**Selection**
======
Using autoregressive character-level language model to augment wordlists?
#5
(12-27-2023, 06:27 AM)penguinkeeper Wrote: And now Torch rules the entire Chess world Smile I know what you're saying though and I agree that often brains is better than brawn but with something as relatively unpredictable as passwords, it's simply just a very difficult thing to predict. You're not just guessing what someone will choose, you're searching an almost random space of billions of people's brain RNGs. There isn't a pattern between one person to another, you just have to crush your own way through it. You're absolutely welcome to experiment with the many models out there, though and I'll have to add it to my own to-do list

So it's been a while but recently this idea popped back into my mind.

I took a wordlist hashmob.net.small - 2 million passwords, and I trained a small 25 million parameter model for not even half an epoch on it.

Then I generated 10,000 new passwords. Out of them, only 6921 were not present in the training set - so these were the unique AI generate passwords.
======
**Supplied records**
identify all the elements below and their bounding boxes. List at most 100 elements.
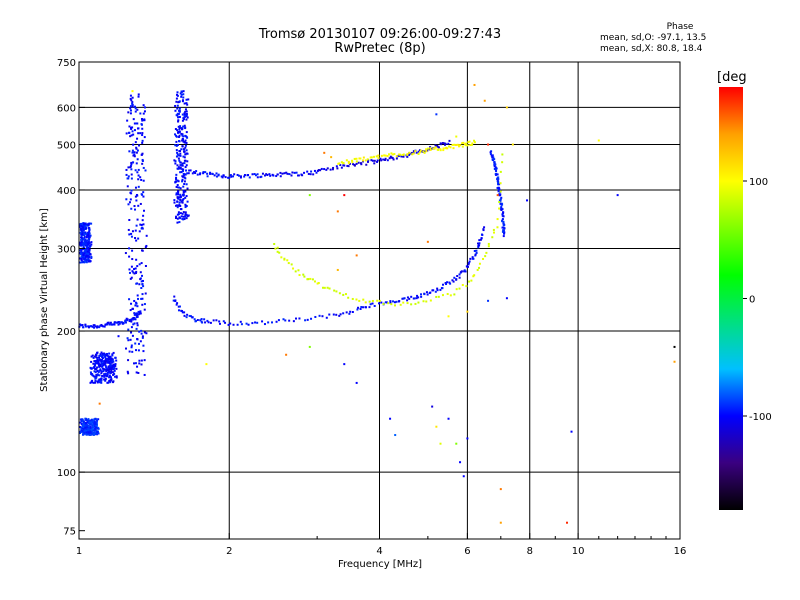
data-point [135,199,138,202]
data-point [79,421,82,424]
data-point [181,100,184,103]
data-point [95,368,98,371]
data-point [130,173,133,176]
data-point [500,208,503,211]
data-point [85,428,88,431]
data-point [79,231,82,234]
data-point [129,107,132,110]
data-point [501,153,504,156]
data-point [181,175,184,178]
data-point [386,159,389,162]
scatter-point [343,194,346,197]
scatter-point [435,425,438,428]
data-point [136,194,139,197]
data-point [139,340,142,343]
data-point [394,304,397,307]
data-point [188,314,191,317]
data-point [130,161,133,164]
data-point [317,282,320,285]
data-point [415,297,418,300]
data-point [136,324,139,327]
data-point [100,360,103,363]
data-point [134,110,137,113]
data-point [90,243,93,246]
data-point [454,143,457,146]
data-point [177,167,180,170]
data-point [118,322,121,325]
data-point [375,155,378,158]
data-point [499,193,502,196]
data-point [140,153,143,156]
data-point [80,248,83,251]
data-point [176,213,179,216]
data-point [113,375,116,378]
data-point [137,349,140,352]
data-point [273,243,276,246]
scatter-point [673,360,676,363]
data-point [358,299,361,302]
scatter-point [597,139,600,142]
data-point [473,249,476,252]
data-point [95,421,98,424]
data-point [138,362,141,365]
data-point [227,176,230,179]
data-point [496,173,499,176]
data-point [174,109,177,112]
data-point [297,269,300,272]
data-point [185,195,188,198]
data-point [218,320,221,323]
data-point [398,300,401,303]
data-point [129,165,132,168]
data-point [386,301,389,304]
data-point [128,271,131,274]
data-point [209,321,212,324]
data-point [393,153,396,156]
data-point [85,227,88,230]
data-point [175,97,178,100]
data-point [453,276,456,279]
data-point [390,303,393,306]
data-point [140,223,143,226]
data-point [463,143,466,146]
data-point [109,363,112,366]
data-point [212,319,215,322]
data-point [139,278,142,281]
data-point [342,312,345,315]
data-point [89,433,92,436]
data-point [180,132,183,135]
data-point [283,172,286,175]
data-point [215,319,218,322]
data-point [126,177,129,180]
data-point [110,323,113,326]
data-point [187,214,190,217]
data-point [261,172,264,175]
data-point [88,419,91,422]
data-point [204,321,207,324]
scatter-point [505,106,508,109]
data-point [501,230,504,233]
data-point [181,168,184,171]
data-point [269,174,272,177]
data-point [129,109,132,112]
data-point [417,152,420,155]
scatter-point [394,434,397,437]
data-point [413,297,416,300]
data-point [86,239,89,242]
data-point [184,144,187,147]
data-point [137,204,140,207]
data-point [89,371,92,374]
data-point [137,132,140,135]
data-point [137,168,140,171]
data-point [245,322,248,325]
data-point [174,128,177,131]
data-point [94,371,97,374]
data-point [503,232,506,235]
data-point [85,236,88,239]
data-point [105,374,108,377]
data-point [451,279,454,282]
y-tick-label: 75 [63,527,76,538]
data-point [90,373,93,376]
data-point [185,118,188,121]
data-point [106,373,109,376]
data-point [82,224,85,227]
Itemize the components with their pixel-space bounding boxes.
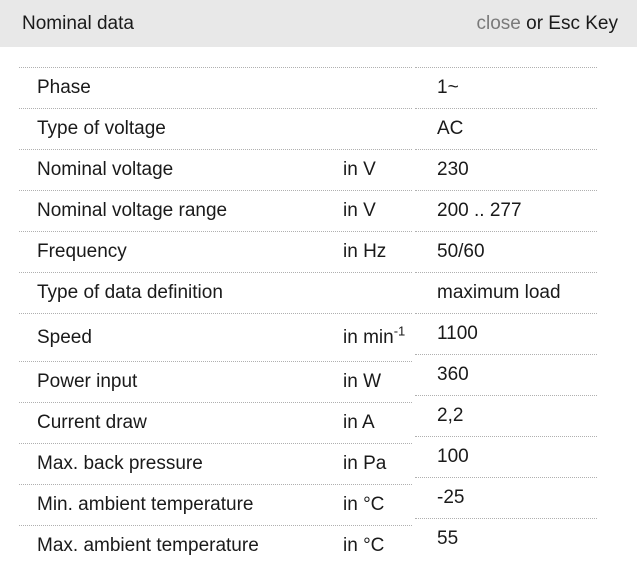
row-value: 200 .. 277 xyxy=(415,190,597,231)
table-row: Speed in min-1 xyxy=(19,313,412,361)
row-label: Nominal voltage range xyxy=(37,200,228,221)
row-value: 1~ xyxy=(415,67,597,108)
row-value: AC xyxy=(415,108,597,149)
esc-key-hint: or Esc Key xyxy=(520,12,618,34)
======
**Exercise**
Reproduce the forum post above about augmenting wordlists with a character-level language model, word for word and in full.

**Solution for this task**
Using autoregressive character-level language model to augment wordlists?
#5
(12-27-2023, 06:27 AM)penguinkeeper Wrote: And now Torch rules the entire Chess world Smile I know what you're saying though and I agree that often brains is better than brawn but with something as relatively unpredictable as passwords, it's simply just a very difficult thing to predict. You're not just guessing what someone will choose, you're searching an almost random space of billions of people's brain RNGs. There isn't a pattern between one person to another, you just have to crush your own way through it. You're absolutely welcome to experiment with the many models out there, though and I'll have to add it to my own to-do list

So it's been a while but recently this idea popped back into my mind.

I took a wordlist hashmob.net.small - 2 million passwords, and I trained a small 25 million parameter model for not even half an epoch on it.

Then I generated 10,000 new passwords. Out of them, only 6921 were not present in the training set - so these were the unique AI generate passwords.